[Data records]

☆ ☆ ☆ ☆ ☆ ☆ ☆

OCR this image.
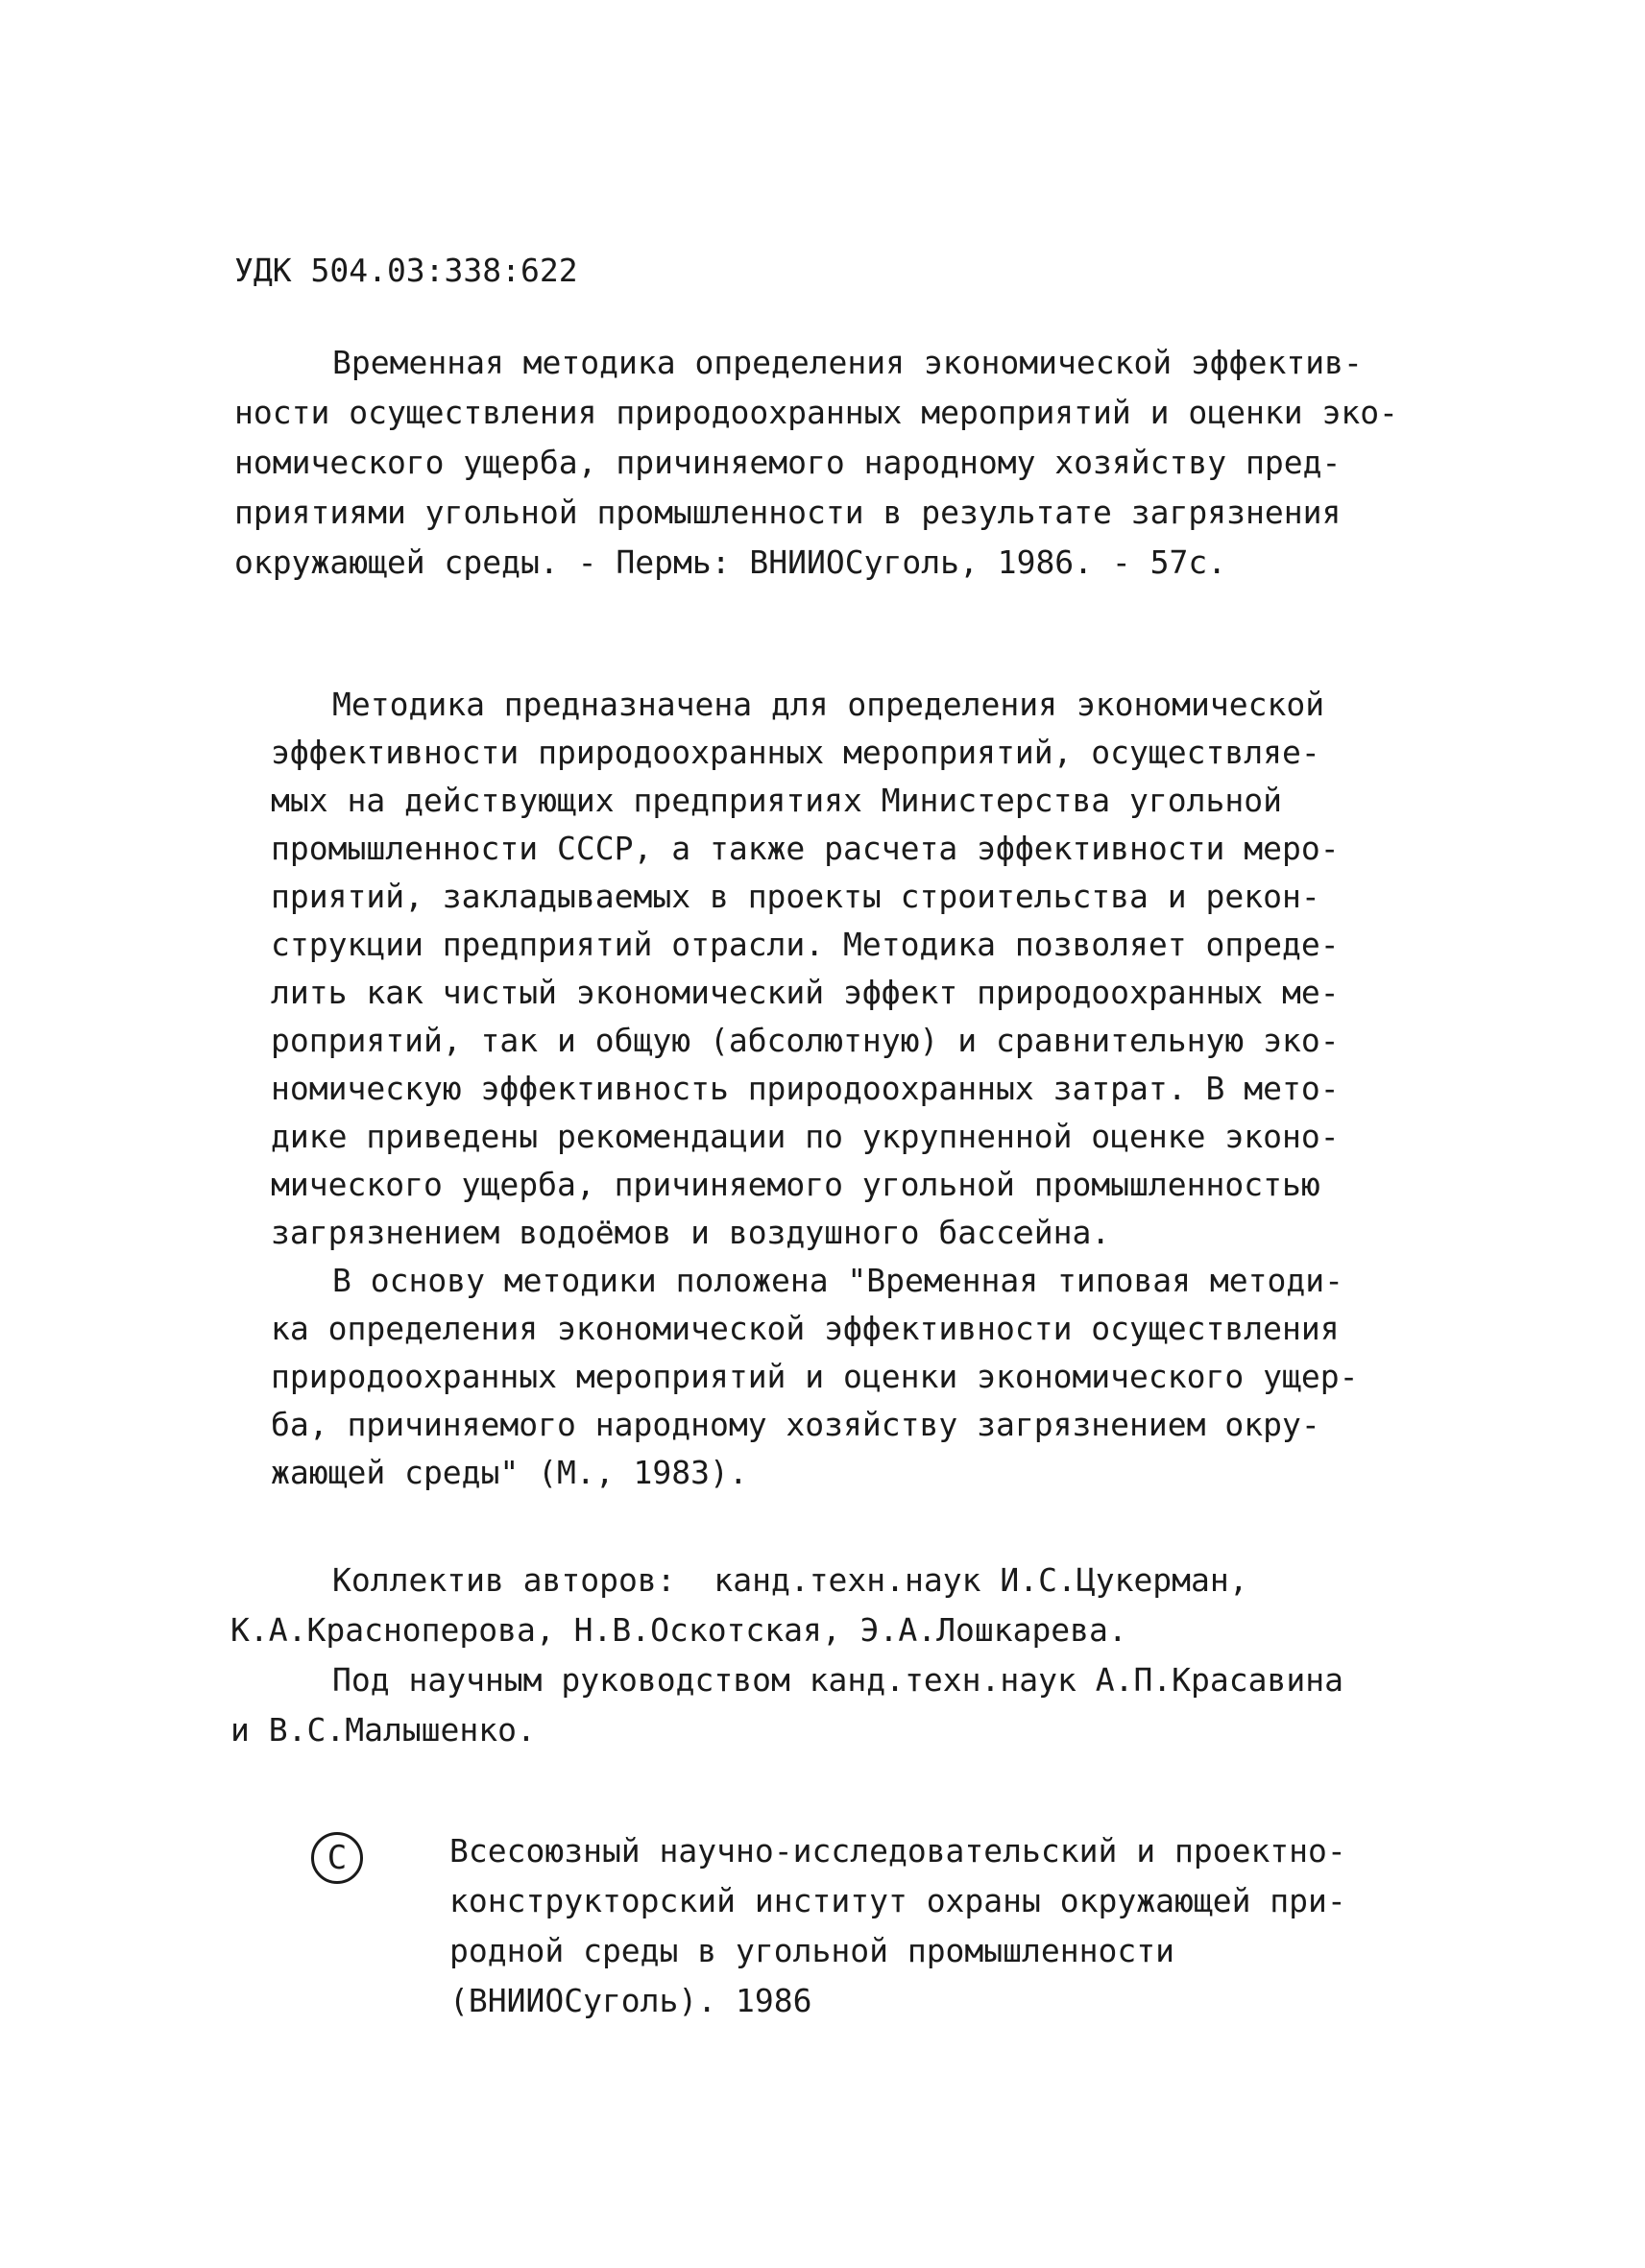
УДК 504.03:338:622
Временная методика определения экономической эффектив-
ности осуществления природоохранных мероприятий и оценки эко-
номического ущерба, причиняемого народному хозяйству пред-
приятиями угольной промышленности в результате загрязнения
окружающей среды. - Пермь: ВНИИОСуголь, 1986. - 57с.
Методика предназначена для определения экономической
эффективности природоохранных мероприятий, осуществляе-
мых на действующих предприятиях Министерства угольной
промышленности СССР, а также расчета эффективности меро-
приятий, закладываемых в проекты строительства и рекон-
струкции предприятий отрасли. Методика позволяет опреде-
лить как чистый экономический эффект природоохранных ме-
роприятий, так и общую (абсолютную) и сравнительную эко-
номическую эффективность природоохранных затрат. В мето-
дике приведены рекомендации по укрупненной оценке эконо-
мического ущерба, причиняемого угольной промышленностью
загрязнением водоёмов и воздушного бассейна.
В основу методики положена "Временная типовая методи-
ка определения экономической эффективности осуществления
природоохранных мероприятий и оценки экономического ущер-
ба, причиняемого народному хозяйству загрязнением окру-
жающей среды" (М., 1983).
Коллектив авторов:  канд.техн.наук И.С.Цукерман,
К.А.Красноперова, Н.В.Оскотская, Э.А.Лошкарева.
Под научным руководством канд.техн.наук А.П.Красавина
и В.С.Малышенко.
C	Всесоюзный научно-исследовательский и проектно-
конструкторский институт охраны окружающей при-
родной среды в угольной промышленности
(ВНИИОСуголь). 1986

☆ ☆ ☆ ☆ ☆ ☆ ☆

Work out how many lines above have the string "эффективности" in them, and give only the number.

• WRITTEN ANSWER: 3